==== PROVIDED RECORDS
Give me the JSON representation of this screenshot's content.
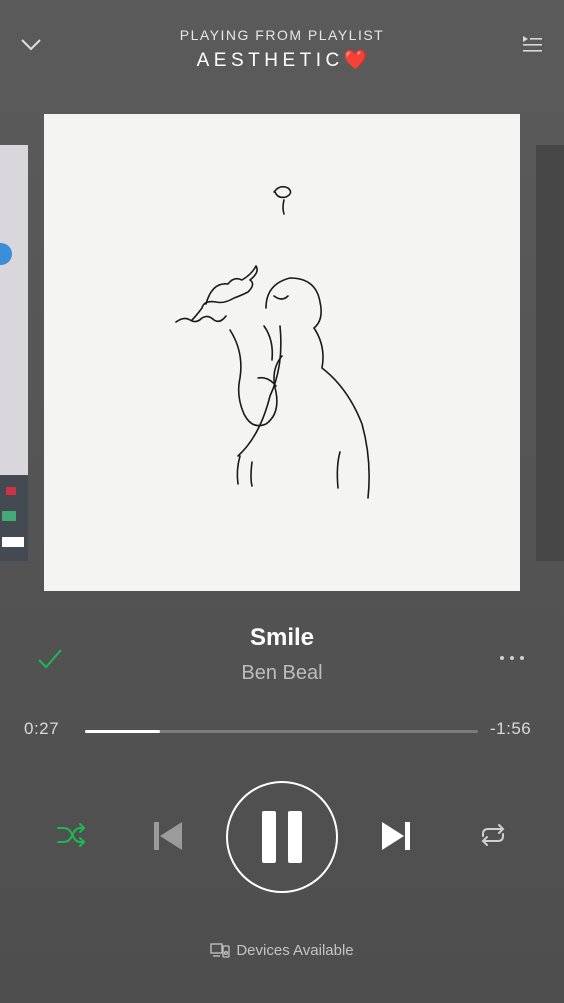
{
  "header": {
    "context_label": "PLAYING FROM PLAYLIST",
    "playlist_name": "AESTHETIC",
    "playlist_emoji": "❤️"
  },
  "track": {
    "title": "Smile",
    "artist": "Ben Beal",
    "liked": true
  },
  "progress": {
    "elapsed": "0:27",
    "remaining": "-1:56",
    "fraction": 0.19
  },
  "controls": {
    "shuffle_active": true,
    "playing": true,
    "accent_color": "#1db954"
  },
  "footer": {
    "devices_label": "Devices Available"
  },
  "icons": [
    "chevron-down-icon",
    "queue-icon",
    "check-icon",
    "more-icon",
    "shuffle-icon",
    "skip-previous-icon",
    "pause-icon",
    "skip-next-icon",
    "repeat-icon",
    "devices-icon"
  ]
}
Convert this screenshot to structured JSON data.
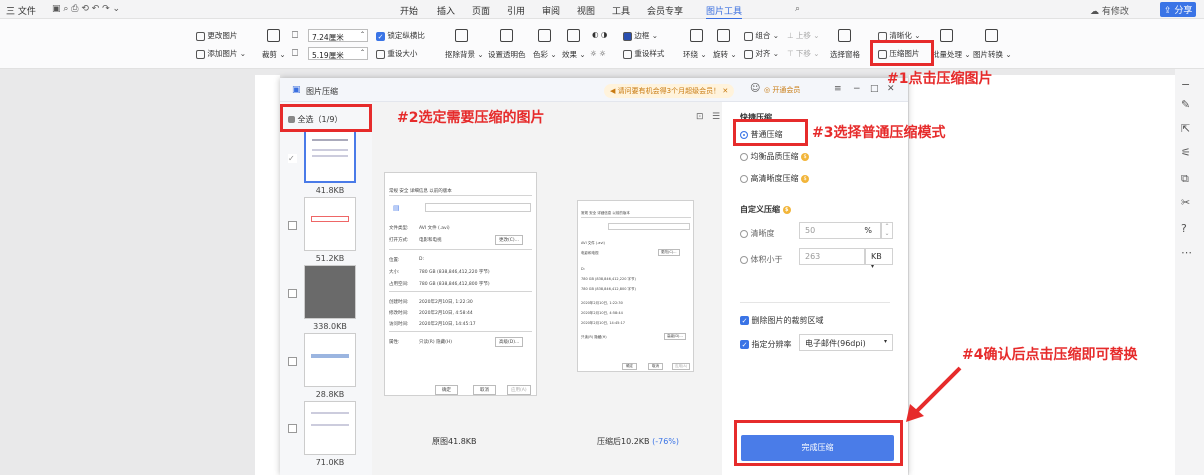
{
  "menubar": {
    "file": "三 文件",
    "tabs": [
      "开始",
      "插入",
      "页面",
      "引用",
      "审阅",
      "视图",
      "工具",
      "会员专享",
      "图片工具"
    ],
    "active_tab": "图片工具",
    "modify": "有修改",
    "share": "分享"
  },
  "ribbon": {
    "change_image": "更改图片",
    "add_image": "添加图片",
    "crop": "裁剪",
    "width": "7.24厘米",
    "height": "5.19厘米",
    "lock_ratio": "锁定纵横比",
    "reset_size": "重设大小",
    "remove_bg": "抠除背景",
    "set_transparent": "设置透明色",
    "color": "色彩",
    "effects": "效果",
    "border": "边框",
    "reset_style": "重设样式",
    "wrap": "环绕",
    "rotate": "旋转",
    "group": "组合",
    "align": "对齐",
    "move_up": "上移",
    "move_down": "下移",
    "selection_pane": "选择窗格",
    "clarify": "清晰化",
    "compress": "压缩图片",
    "batch": "批量处理",
    "convert": "图片转换"
  },
  "dialog": {
    "title": "图片压缩",
    "promo": "请问要有机会得3个月超级会员！",
    "open_member": "开通会员",
    "select_all": "全选（1/9）",
    "thumb_sizes": [
      "41.8KB",
      "51.2KB",
      "338.0KB",
      "28.8KB",
      "71.0KB"
    ],
    "original_label": "原图41.8KB",
    "compressed_label": "压缩后10.2KB",
    "compressed_pct": "(-76%)",
    "quick_title": "快捷压缩",
    "normal": "普通压缩",
    "balanced": "均衡品质压缩",
    "hd": "高清晰度压缩",
    "custom_title": "自定义压缩",
    "clarity": "清晰度",
    "clarity_value": "50",
    "clarity_unit": "%",
    "size_less": "体积小于",
    "size_value": "263",
    "size_unit": "KB",
    "delete_crop": "删除图片的裁剪区域",
    "set_resolution": "指定分辨率",
    "resolution_value": "电子邮件(96dpi)",
    "finish": "完成压缩"
  },
  "preview_text": {
    "tabs": "常规  安全  详细信息  以前的版本",
    "rows": [
      [
        "文件类型:",
        "AVI 文件 (.avi)"
      ],
      [
        "打开方式:",
        "电影和电视"
      ],
      [
        "位置:",
        "D:"
      ],
      [
        "大小:",
        "780 GB (838,846,412,220 字节)"
      ],
      [
        "占用空间:",
        "780 GB (838,846,412,800 字节)"
      ],
      [
        "创建时间:",
        "2020年2月10日, 1:22:30"
      ],
      [
        "修改时间:",
        "2020年2月10日, 4:58:44"
      ],
      [
        "访问时间:",
        "2020年2月10日, 14:45:17"
      ],
      [
        "属性:",
        "只读(R)  隐藏(H)"
      ]
    ],
    "change_btn": "更改(C)...",
    "advanced_btn": "高级(D)...",
    "ok": "确定",
    "cancel": "取消",
    "apply": "应用(A)"
  },
  "annotations": {
    "a1": "#1点击压缩图片",
    "a2": "#2选定需要压缩的图片",
    "a3": "#3选择普通压缩模式",
    "a4": "#4确认后点击压缩即可替换"
  },
  "colors": {
    "accent": "#3a6fe0",
    "annotation": "#e62b2b",
    "button": "#4a7ce8"
  }
}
========
TO BE DONE: From the records above, pick out and copy each line holding the word "screenshot".

COMPLETE ANSWER:
Give me the JSON representation of this screenshot's content.
Convert this screenshot to structured JSON data.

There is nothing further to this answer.